>> Begin GIVEN RECORDS

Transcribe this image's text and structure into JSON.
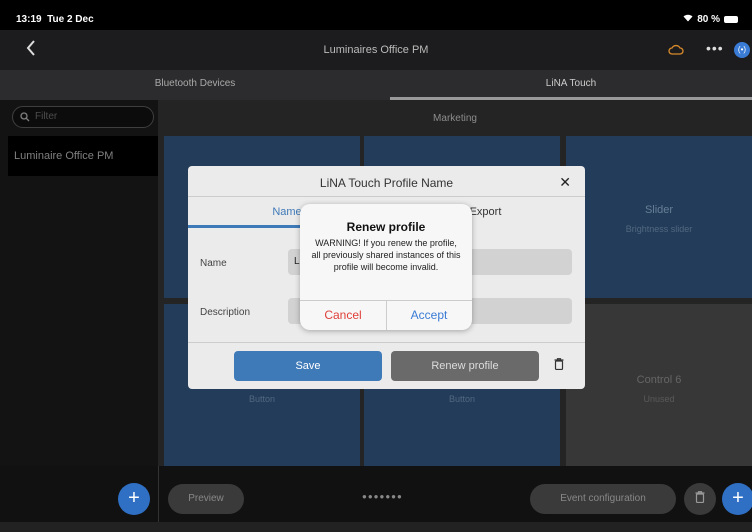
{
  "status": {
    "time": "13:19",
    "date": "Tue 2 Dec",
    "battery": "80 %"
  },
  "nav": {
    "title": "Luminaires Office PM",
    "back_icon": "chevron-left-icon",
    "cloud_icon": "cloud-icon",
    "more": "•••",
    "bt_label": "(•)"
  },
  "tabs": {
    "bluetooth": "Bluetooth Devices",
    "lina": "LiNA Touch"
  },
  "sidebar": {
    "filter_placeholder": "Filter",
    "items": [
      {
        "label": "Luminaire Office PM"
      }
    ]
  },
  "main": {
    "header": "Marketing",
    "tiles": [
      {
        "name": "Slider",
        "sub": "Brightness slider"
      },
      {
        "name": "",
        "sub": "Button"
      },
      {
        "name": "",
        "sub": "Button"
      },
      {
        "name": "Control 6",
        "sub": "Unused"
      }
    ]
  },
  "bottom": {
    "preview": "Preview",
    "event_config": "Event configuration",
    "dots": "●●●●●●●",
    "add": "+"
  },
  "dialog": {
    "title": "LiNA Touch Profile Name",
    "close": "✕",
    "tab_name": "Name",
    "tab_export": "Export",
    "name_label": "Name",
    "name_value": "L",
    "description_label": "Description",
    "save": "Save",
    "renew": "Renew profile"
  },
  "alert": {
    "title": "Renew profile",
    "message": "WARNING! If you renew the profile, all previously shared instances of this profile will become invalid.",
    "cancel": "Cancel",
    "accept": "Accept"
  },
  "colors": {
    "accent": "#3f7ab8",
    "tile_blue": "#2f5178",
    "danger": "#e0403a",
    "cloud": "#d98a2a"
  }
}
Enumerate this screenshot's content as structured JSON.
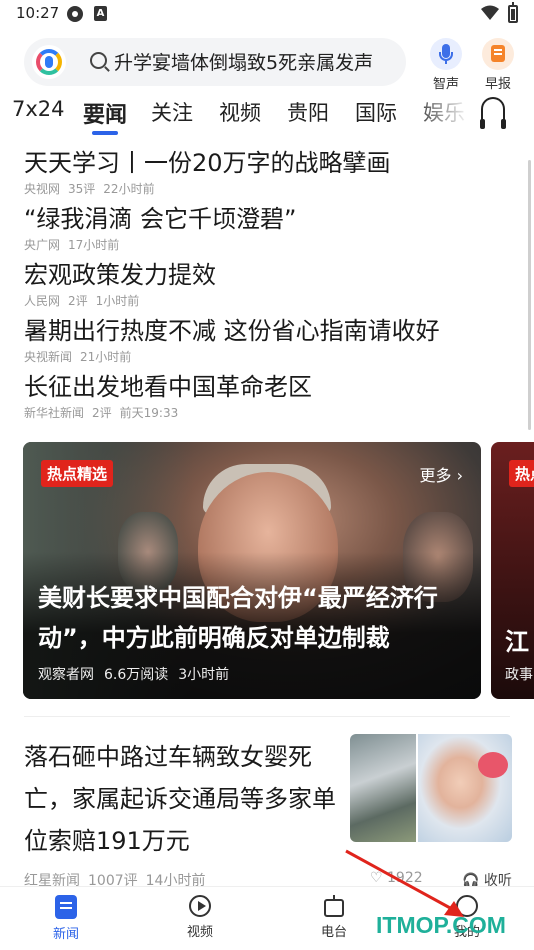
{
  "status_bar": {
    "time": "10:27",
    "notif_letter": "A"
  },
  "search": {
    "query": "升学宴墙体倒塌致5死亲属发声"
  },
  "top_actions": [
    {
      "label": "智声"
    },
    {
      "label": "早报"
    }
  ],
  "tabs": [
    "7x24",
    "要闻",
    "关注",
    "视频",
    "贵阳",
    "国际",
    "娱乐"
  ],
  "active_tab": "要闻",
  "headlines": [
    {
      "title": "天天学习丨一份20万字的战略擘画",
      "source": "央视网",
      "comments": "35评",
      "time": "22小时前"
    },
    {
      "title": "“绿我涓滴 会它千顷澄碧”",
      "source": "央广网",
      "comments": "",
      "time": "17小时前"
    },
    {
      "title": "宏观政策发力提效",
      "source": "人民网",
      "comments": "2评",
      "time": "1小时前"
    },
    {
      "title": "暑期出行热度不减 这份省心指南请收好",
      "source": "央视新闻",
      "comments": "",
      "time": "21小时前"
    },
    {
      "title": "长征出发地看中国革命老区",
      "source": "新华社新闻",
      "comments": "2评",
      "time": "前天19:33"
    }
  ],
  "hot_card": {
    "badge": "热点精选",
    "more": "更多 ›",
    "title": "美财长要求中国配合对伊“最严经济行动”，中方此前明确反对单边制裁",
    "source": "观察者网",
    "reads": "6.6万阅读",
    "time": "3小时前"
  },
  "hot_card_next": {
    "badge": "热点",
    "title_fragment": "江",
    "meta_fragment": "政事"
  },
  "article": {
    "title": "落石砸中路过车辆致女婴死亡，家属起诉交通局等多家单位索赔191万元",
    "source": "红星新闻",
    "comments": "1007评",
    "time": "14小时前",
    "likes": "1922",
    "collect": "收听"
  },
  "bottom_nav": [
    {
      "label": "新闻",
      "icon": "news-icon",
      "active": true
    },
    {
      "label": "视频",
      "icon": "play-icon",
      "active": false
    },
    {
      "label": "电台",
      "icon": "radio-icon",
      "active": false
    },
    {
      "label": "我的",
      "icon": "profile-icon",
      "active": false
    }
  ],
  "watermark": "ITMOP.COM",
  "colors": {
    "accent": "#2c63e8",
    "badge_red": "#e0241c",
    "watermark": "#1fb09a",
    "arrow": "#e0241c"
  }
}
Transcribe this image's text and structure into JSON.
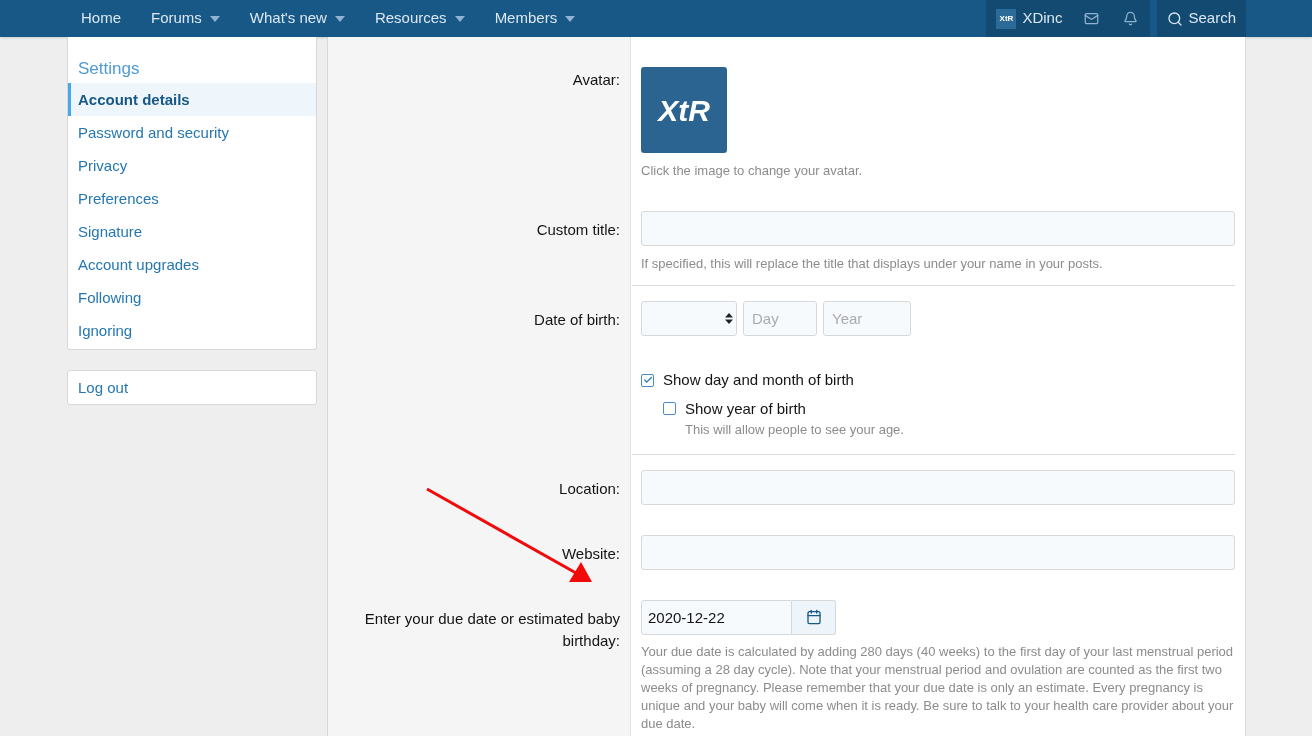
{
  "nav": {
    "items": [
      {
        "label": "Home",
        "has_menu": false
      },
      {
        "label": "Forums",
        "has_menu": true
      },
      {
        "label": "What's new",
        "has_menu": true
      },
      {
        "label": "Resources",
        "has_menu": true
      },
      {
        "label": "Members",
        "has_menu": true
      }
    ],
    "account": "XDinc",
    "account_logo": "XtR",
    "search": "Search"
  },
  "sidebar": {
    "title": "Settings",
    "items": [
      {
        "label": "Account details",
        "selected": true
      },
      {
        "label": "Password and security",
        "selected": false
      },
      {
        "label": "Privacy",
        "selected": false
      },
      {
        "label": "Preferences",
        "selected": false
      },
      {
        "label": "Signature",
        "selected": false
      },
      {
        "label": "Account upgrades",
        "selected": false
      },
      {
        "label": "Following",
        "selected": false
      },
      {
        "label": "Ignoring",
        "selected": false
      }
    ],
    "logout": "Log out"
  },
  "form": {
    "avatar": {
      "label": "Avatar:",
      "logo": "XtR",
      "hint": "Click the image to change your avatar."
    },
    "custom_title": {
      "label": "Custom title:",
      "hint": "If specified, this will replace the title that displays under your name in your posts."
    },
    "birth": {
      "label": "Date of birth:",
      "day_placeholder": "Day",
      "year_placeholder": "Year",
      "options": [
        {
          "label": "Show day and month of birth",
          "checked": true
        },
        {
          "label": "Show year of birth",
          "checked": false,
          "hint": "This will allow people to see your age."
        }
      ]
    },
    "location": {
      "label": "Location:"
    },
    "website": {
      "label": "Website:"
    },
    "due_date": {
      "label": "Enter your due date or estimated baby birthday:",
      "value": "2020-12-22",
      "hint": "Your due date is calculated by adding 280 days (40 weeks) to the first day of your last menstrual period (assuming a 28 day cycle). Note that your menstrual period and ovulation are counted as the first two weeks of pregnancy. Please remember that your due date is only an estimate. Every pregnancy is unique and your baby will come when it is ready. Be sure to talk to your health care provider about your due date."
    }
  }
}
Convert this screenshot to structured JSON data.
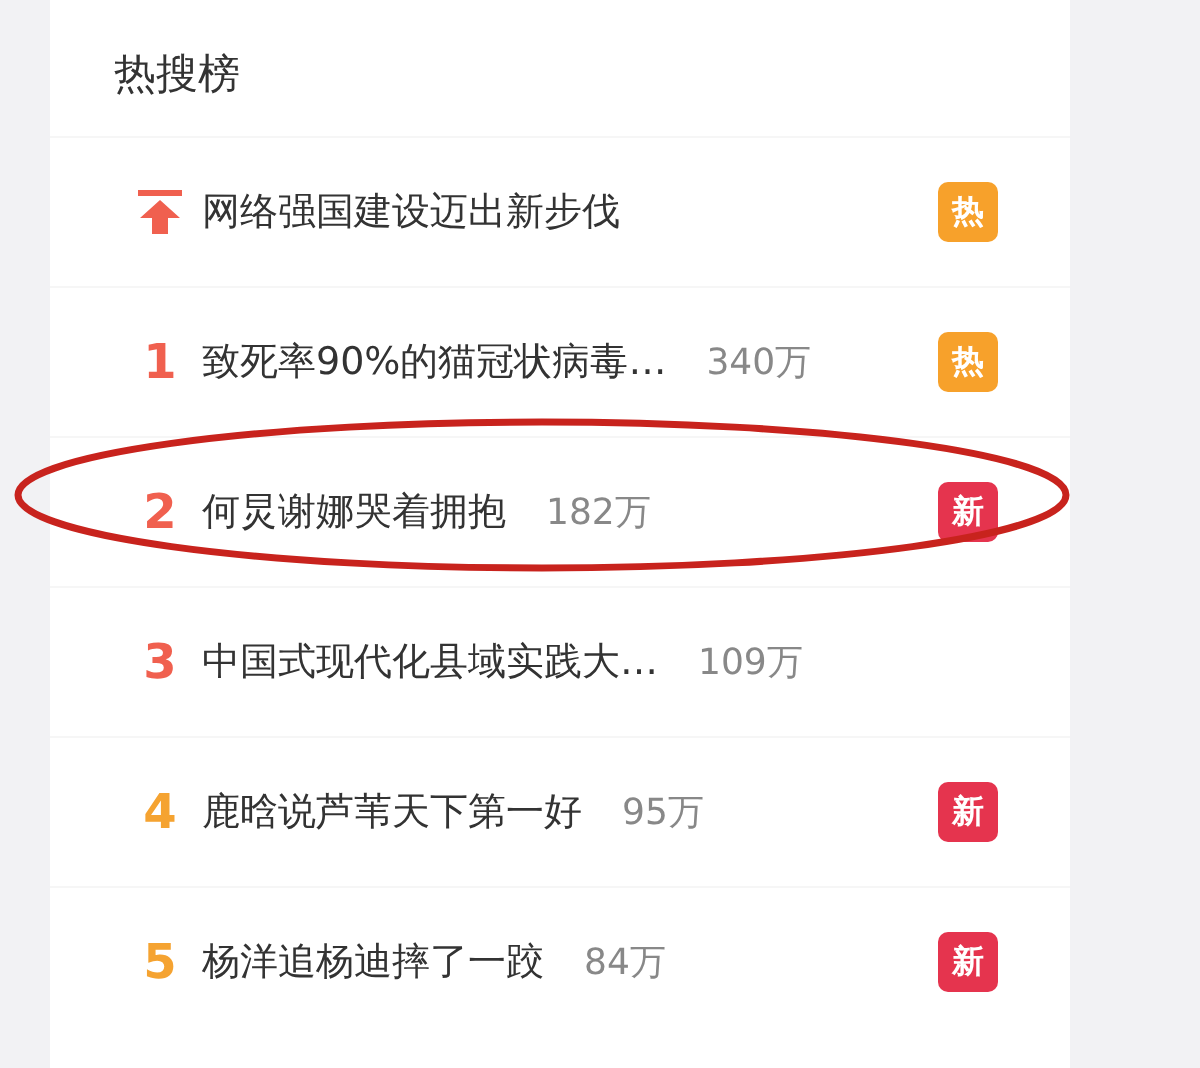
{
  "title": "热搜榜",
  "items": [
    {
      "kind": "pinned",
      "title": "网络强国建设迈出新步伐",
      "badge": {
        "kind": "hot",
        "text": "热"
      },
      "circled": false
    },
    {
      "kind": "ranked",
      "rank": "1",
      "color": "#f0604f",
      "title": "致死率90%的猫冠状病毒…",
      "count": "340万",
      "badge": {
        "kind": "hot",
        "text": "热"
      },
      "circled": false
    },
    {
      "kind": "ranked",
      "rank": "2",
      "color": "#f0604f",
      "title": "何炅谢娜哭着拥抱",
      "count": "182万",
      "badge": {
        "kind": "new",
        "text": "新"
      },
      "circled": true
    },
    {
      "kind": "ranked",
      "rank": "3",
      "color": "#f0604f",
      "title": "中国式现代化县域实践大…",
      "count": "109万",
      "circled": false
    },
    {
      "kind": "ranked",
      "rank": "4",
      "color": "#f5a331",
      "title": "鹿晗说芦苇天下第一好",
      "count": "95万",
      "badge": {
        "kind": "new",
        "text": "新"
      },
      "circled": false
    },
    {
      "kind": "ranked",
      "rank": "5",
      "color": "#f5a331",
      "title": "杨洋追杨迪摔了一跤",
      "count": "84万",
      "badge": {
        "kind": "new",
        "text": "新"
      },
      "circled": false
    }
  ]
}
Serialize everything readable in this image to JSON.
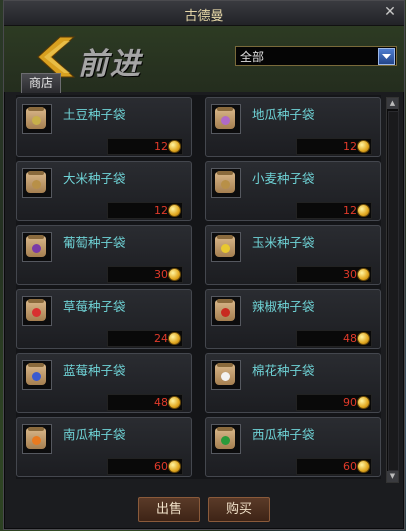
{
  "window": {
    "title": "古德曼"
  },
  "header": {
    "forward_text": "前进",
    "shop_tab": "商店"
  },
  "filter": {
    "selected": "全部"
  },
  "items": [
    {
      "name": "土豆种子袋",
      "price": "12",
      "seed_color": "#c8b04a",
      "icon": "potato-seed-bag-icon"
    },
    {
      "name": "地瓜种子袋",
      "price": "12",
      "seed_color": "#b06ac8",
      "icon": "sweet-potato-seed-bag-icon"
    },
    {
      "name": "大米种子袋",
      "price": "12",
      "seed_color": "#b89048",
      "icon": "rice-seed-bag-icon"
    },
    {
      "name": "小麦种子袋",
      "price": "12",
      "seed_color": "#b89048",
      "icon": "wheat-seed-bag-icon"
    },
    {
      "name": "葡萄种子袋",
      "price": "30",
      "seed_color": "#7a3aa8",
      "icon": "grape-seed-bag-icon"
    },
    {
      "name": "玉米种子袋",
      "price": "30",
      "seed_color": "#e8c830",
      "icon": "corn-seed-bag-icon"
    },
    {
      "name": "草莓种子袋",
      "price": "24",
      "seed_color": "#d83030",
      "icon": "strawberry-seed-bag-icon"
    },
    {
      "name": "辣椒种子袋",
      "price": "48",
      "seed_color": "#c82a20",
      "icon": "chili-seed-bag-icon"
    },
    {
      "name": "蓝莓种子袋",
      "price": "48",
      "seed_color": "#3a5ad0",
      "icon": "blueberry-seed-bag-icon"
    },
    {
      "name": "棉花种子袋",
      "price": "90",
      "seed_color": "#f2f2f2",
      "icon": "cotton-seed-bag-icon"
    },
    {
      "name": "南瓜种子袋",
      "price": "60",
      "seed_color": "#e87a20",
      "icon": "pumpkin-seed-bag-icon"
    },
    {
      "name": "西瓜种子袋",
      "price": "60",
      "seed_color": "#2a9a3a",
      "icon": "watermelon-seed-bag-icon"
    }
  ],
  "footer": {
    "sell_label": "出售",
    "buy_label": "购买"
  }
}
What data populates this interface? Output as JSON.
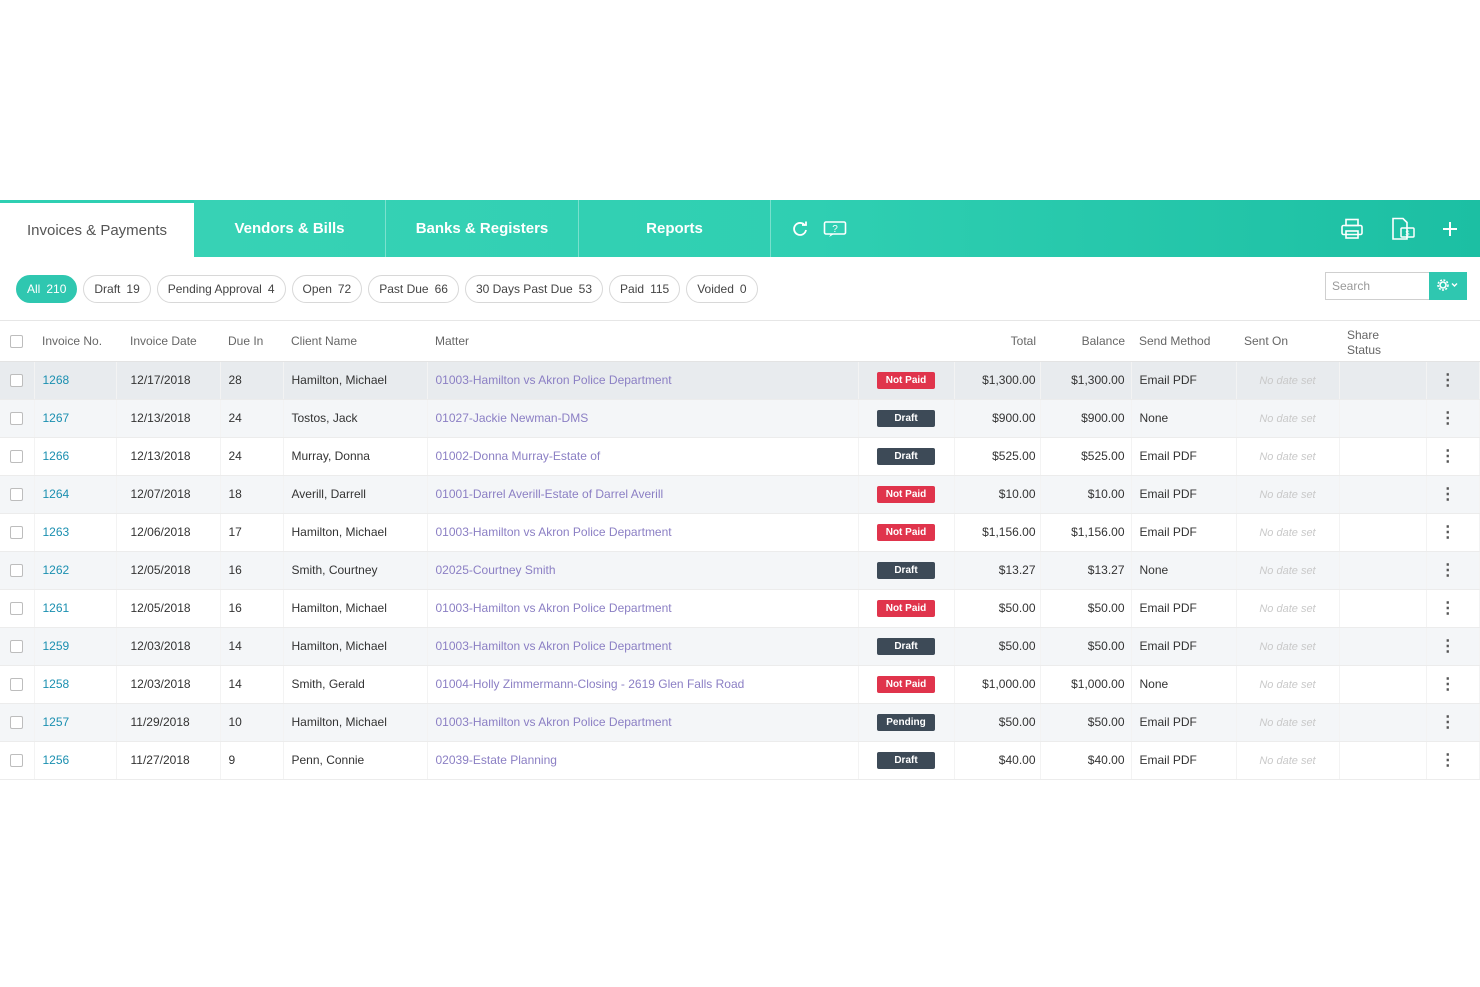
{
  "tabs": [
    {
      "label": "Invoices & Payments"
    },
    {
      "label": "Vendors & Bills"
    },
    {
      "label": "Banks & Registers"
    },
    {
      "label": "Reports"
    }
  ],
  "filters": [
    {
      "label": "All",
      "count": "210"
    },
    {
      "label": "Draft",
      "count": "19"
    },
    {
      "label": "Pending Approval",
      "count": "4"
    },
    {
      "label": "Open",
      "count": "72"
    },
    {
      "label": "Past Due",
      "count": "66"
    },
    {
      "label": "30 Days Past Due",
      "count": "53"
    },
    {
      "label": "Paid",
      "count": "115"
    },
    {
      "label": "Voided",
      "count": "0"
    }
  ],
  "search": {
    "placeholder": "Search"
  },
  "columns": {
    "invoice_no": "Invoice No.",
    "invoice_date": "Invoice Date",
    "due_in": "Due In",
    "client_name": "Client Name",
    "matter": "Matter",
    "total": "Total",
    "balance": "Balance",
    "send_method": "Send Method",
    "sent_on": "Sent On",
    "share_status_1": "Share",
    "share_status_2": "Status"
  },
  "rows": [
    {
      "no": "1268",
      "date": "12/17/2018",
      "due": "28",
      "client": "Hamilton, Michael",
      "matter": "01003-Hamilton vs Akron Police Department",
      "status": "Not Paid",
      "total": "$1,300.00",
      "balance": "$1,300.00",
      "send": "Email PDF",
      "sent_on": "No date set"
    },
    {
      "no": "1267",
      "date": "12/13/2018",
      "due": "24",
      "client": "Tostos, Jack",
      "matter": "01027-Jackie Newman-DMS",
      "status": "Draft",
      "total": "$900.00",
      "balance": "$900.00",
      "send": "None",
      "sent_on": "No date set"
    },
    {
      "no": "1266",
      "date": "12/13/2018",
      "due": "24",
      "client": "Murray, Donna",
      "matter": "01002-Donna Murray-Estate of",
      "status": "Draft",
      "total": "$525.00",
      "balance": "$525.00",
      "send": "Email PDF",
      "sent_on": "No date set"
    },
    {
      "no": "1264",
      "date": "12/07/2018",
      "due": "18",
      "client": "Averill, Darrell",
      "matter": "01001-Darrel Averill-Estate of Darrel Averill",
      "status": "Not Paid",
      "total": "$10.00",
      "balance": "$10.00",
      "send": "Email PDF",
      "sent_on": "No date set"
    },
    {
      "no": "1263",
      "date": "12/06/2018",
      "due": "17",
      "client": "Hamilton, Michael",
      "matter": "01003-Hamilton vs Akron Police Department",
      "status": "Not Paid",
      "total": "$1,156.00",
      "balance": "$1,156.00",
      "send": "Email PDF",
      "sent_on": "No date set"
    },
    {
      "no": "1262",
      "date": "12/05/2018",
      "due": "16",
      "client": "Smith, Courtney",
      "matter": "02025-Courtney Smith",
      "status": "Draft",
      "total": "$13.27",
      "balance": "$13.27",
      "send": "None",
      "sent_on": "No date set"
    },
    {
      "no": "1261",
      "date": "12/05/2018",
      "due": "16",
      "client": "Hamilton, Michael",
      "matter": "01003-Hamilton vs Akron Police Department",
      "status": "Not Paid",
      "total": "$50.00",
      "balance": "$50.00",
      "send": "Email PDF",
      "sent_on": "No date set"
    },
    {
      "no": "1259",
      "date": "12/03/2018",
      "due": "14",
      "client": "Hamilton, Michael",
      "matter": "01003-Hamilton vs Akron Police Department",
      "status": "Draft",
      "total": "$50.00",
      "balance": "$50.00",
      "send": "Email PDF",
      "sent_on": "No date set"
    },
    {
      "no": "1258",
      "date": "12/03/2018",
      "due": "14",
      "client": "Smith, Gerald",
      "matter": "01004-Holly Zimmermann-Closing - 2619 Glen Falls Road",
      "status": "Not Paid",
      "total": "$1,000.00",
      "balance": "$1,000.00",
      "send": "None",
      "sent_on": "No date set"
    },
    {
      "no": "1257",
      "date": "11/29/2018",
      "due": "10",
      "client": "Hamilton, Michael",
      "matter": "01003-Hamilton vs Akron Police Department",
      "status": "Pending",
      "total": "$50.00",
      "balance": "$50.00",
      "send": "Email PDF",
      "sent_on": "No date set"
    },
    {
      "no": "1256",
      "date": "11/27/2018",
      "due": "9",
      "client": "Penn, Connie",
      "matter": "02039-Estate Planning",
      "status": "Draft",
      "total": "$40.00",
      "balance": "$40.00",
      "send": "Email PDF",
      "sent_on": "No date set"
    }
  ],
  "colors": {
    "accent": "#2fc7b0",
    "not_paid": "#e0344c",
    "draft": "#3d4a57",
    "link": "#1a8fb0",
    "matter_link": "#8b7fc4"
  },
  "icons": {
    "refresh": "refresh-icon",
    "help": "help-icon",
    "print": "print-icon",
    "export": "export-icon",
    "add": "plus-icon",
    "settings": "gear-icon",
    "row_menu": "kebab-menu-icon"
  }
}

>> End GIVEN RECORDS

* _TASK TO COMPLETE_: How many lines of the listing above include the word "Past"? State the number and nothing else.

* _ANSWER TO THIS TASK_: 2